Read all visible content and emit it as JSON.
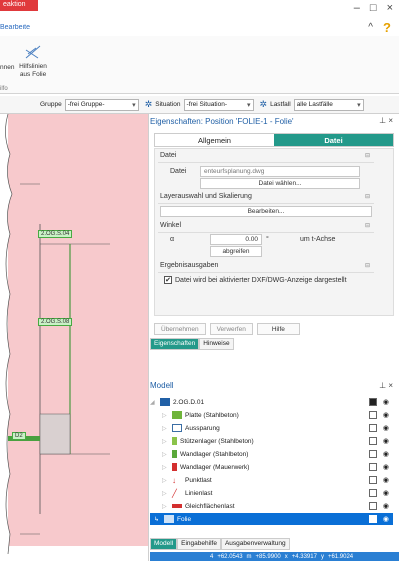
{
  "window": {
    "ribbon_tab": "Bearbeiten",
    "tab_partial": "eaktion",
    "minimize": "–",
    "maximize": "□",
    "close": "×",
    "collapse_ribbon": "^",
    "help": "?"
  },
  "ribbon": {
    "left_label": "nnen",
    "hilfslinien": "Hilfslinien aus Folie",
    "group": "ilfo"
  },
  "filterbar": {
    "gruppe_label": "Gruppe",
    "gruppe_value": "-frei Gruppe-",
    "situation_label": "Situation",
    "situation_value": "-frei Situation-",
    "lastfall_label": "Lastfall",
    "lastfall_value": "alle Lastfälle"
  },
  "properties": {
    "title": "Eigenschaften: Position 'FOLIE-1 - Folie'",
    "pin": "⊥ ×",
    "tabs": [
      "Allgemein",
      "Datei"
    ],
    "active_tab": "Datei",
    "datei_section": "Datei",
    "datei_label": "Datei",
    "datei_value": "enteurfsplanung.dwg",
    "datei_btn": "Datei wählen...",
    "layer_section": "Layerauswahl und Skalierung",
    "bearbeiten_btn": "Bearbeiten...",
    "winkel_section": "Winkel",
    "alpha_label": "α",
    "alpha_value": "0.00",
    "alpha_unit": "°",
    "axis_text": "um t-Achse",
    "abgreifen_btn": "abgreifen",
    "ergebnis_section": "Ergebnisausgaben",
    "checkbox_label": "Datei wird bei aktivierter DXF/DWG-Anzeige dargestellt",
    "buttons": [
      "Übernehmen",
      "Verwerfen",
      "Hilfe"
    ],
    "panel_tabs": [
      "Eigenschaften",
      "Hinweise"
    ]
  },
  "model": {
    "title": "Modell",
    "ctrl": "⊥ ×",
    "root": "2.OG.D.01",
    "items": [
      {
        "label": "Platte (Stahlbeton)",
        "color": "#6fb43a"
      },
      {
        "label": "Aussparung",
        "color": "#3b6ea5"
      },
      {
        "label": "Stützenlager (Stahlbeton)",
        "color": "#8bc34a"
      },
      {
        "label": "Wandlager (Stahlbeton)",
        "color": "#5aa83a"
      },
      {
        "label": "Wandlager (Mauerwerk)",
        "color": "#d32f2f"
      },
      {
        "label": "Punktlast",
        "color": "#d32f2f"
      },
      {
        "label": "Linienlast",
        "color": "#d32f2f"
      },
      {
        "label": "Gleichflächenlast",
        "color": "#d32f2f"
      }
    ],
    "selected_item": "Folie",
    "tabs": [
      "Modell",
      "Eingabehilfe",
      "Ausgabenverwaltung"
    ],
    "status": [
      "4",
      "+62.0543",
      "m",
      "+85.9900",
      "x",
      "+4.33917",
      "y",
      "+61.9024"
    ]
  },
  "canvas": {
    "labels": [
      "2.OG.S.04",
      "2.OG.S.08",
      "D2"
    ]
  }
}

+ + + + +

> [STATED PROBLEM]:
Return the entries unchanged, save for the pictures, which do not belong in the copy.

> [ANSWER FOR THIS EXERCISE]:
Read all visible content and emit it as JSON.
{
  "window": {
    "ribbon_tab": "Bearbeiten",
    "tab_partial": "eaktion",
    "minimize": "–",
    "maximize": "□",
    "close": "×",
    "collapse_ribbon": "^",
    "help": "?"
  },
  "ribbon": {
    "left_label": "nnen",
    "hilfslinien": "Hilfslinien aus Folie",
    "group": "ilfo"
  },
  "filterbar": {
    "gruppe_label": "Gruppe",
    "gruppe_value": "-frei Gruppe-",
    "situation_label": "Situation",
    "situation_value": "-frei Situation-",
    "lastfall_label": "Lastfall",
    "lastfall_value": "alle Lastfälle"
  },
  "properties": {
    "title": "Eigenschaften: Position 'FOLIE-1 - Folie'",
    "pin": "⊥ ×",
    "tabs": [
      "Allgemein",
      "Datei"
    ],
    "active_tab": "Datei",
    "datei_section": "Datei",
    "datei_label": "Datei",
    "datei_value": "enteurfsplanung.dwg",
    "datei_btn": "Datei wählen...",
    "layer_section": "Layerauswahl und Skalierung",
    "bearbeiten_btn": "Bearbeiten...",
    "winkel_section": "Winkel",
    "alpha_label": "α",
    "alpha_value": "0.00",
    "alpha_unit": "°",
    "axis_text": "um t-Achse",
    "abgreifen_btn": "abgreifen",
    "ergebnis_section": "Ergebnisausgaben",
    "checkbox_label": "Datei wird bei aktivierter DXF/DWG-Anzeige dargestellt",
    "buttons": [
      "Übernehmen",
      "Verwerfen",
      "Hilfe"
    ],
    "panel_tabs": [
      "Eigenschaften",
      "Hinweise"
    ]
  },
  "model": {
    "title": "Modell",
    "ctrl": "⊥ ×",
    "root": "2.OG.D.01",
    "items": [
      {
        "label": "Platte (Stahlbeton)",
        "color": "#6fb43a"
      },
      {
        "label": "Aussparung",
        "color": "#3b6ea5"
      },
      {
        "label": "Stützenlager (Stahlbeton)",
        "color": "#8bc34a"
      },
      {
        "label": "Wandlager (Stahlbeton)",
        "color": "#5aa83a"
      },
      {
        "label": "Wandlager (Mauerwerk)",
        "color": "#d32f2f"
      },
      {
        "label": "Punktlast",
        "color": "#d32f2f"
      },
      {
        "label": "Linienlast",
        "color": "#d32f2f"
      },
      {
        "label": "Gleichflächenlast",
        "color": "#d32f2f"
      }
    ],
    "selected_item": "Folie",
    "tabs": [
      "Modell",
      "Eingabehilfe",
      "Ausgabenverwaltung"
    ],
    "status": [
      "4",
      "+62.0543",
      "m",
      "+85.9900",
      "x",
      "+4.33917",
      "y",
      "+61.9024"
    ]
  },
  "canvas": {
    "labels": [
      "2.OG.S.04",
      "2.OG.S.08",
      "D2"
    ]
  }
}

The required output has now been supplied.